RECORDS TO PROCESS ::
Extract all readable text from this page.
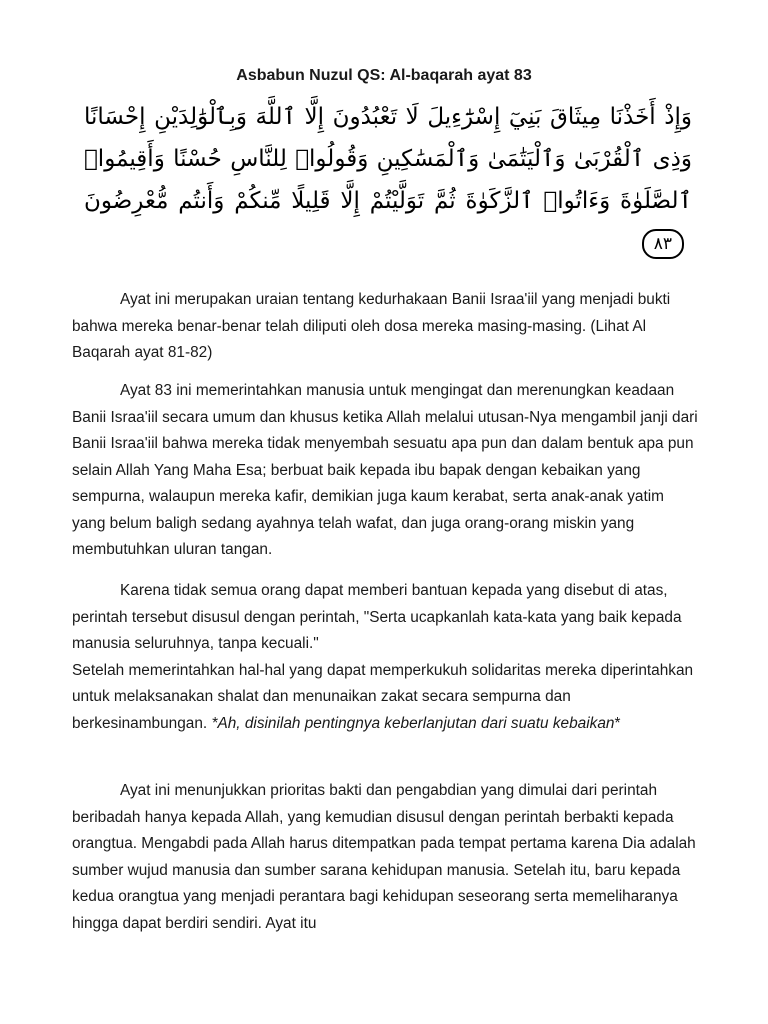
Asbabun Nuzul QS: Al-baqarah ayat 83
وَإِذْ أَخَذْنَا مِيثَاقَ بَنِيٓ إِسْرَٰٓءِيلَ لَا تَعْبُدُونَ إِلَّا ٱللَّهَ وَبِٱلْوَٰلِدَيْنِ إِحْسَانًا وَذِى ٱلْقُرْبَىٰ وَٱلْيَتَٰمَىٰ وَٱلْمَسَٰكِينِ وَقُولُوا۟ لِلنَّاسِ حُسْنًا وَأَقِيمُوا۟ ٱلصَّلَوٰةَ وَءَاتُوا۟ ٱلزَّكَوٰةَ ثُمَّ تَوَلَّيْتُمْ إِلَّا قَلِيلًا مِّنكُمْ وَأَنتُم مُّعْرِضُونَ٨٣

Ayat ini merupakan uraian tentang kedurhakaan Banii Israa'iil yang menjadi bukti bahwa mereka benar-benar telah diliputi oleh dosa mereka masing-masing. (Lihat Al Baqarah ayat 81-82)

Ayat 83 ini memerintahkan manusia untuk mengingat dan merenungkan keadaan Banii Israa'iil secara umum dan khusus ketika Allah melalui utusan-Nya mengambil janji dari Banii Israa'iil bahwa mereka tidak menyembah sesuatu apa pun dan dalam bentuk apa pun selain Allah Yang Maha Esa; berbuat baik kepada ibu bapak dengan kebaikan yang sempurna, walaupun mereka kafir, demikian juga kaum kerabat, serta anak-anak yatim yang belum baligh sedang ayahnya telah wafat, dan juga orang-orang miskin yang membutuhkan uluran tangan.

Karena tidak semua orang dapat memberi bantuan kepada yang disebut di atas, perintah tersebut disusul dengan perintah, "Serta ucapkanlah kata-kata yang baik kepada manusia seluruhnya, tanpa kecuali."

Setelah memerintahkan hal-hal yang dapat memperkukuh solidaritas mereka diperintahkan untuk melaksanakan shalat dan menunaikan zakat secara sempurna dan berkesinambungan. *Ah, disinilah pentingnya keberlanjutan dari suatu kebaikan*

Ayat ini menunjukkan prioritas bakti dan pengabdian yang dimulai dari perintah beribadah hanya kepada Allah, yang kemudian disusul dengan perintah berbakti kepada orangtua. Mengabdi pada Allah harus ditempatkan pada tempat pertama karena Dia adalah sumber wujud manusia dan sumber sarana kehidupan manusia. Setelah itu, baru kepada kedua orangtua yang menjadi perantara bagi kehidupan seseorang serta memeliharanya hingga dapat berdiri sendiri. Ayat itu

AIM OF THE TASK :: Reproduce all of the entries word for word, skipping any pictures they hold.

THE REPLY ::
Extract all readable text from this page.
Asbabun Nuzul QS: Al-baqarah ayat 83
وَإِذْ أَخَذْنَا مِيثَاقَ بَنِيٓ إِسْرَٰٓءِيلَ لَا تَعْبُدُونَ إِلَّا ٱللَّهَ وَبِٱلْوَٰلِدَيْنِ إِحْسَانًا وَذِى ٱلْقُرْبَىٰ وَٱلْيَتَٰمَىٰ وَٱلْمَسَٰكِينِ وَقُولُوا۟ لِلنَّاسِ حُسْنًا وَأَقِيمُوا۟ ٱلصَّلَوٰةَ وَءَاتُوا۟ ٱلزَّكَوٰةَ ثُمَّ تَوَلَّيْتُمْ إِلَّا قَلِيلًا مِّنكُمْ وَأَنتُم مُّعْرِضُونَ٨٣

Ayat ini merupakan uraian tentang kedurhakaan Banii Israa'iil yang menjadi bukti bahwa mereka benar-benar telah diliputi oleh dosa mereka masing-masing. (Lihat Al Baqarah ayat 81-82)

Ayat 83 ini memerintahkan manusia untuk mengingat dan merenungkan keadaan Banii Israa'iil secara umum dan khusus ketika Allah melalui utusan-Nya mengambil janji dari Banii Israa'iil bahwa mereka tidak menyembah sesuatu apa pun dan dalam bentuk apa pun selain Allah Yang Maha Esa; berbuat baik kepada ibu bapak dengan kebaikan yang sempurna, walaupun mereka kafir, demikian juga kaum kerabat, serta anak-anak yatim yang belum baligh sedang ayahnya telah wafat, dan juga orang-orang miskin yang membutuhkan uluran tangan.

Karena tidak semua orang dapat memberi bantuan kepada yang disebut di atas, perintah tersebut disusul dengan perintah, "Serta ucapkanlah kata-kata yang baik kepada manusia seluruhnya, tanpa kecuali."

Setelah memerintahkan hal-hal yang dapat memperkukuh solidaritas mereka diperintahkan untuk melaksanakan shalat dan menunaikan zakat secara sempurna dan berkesinambungan. *Ah, disinilah pentingnya keberlanjutan dari suatu kebaikan*

Ayat ini menunjukkan prioritas bakti dan pengabdian yang dimulai dari perintah beribadah hanya kepada Allah, yang kemudian disusul dengan perintah berbakti kepada orangtua. Mengabdi pada Allah harus ditempatkan pada tempat pertama karena Dia adalah sumber wujud manusia dan sumber sarana kehidupan manusia. Setelah itu, baru kepada kedua orangtua yang menjadi perantara bagi kehidupan seseorang serta memeliharanya hingga dapat berdiri sendiri. Ayat itu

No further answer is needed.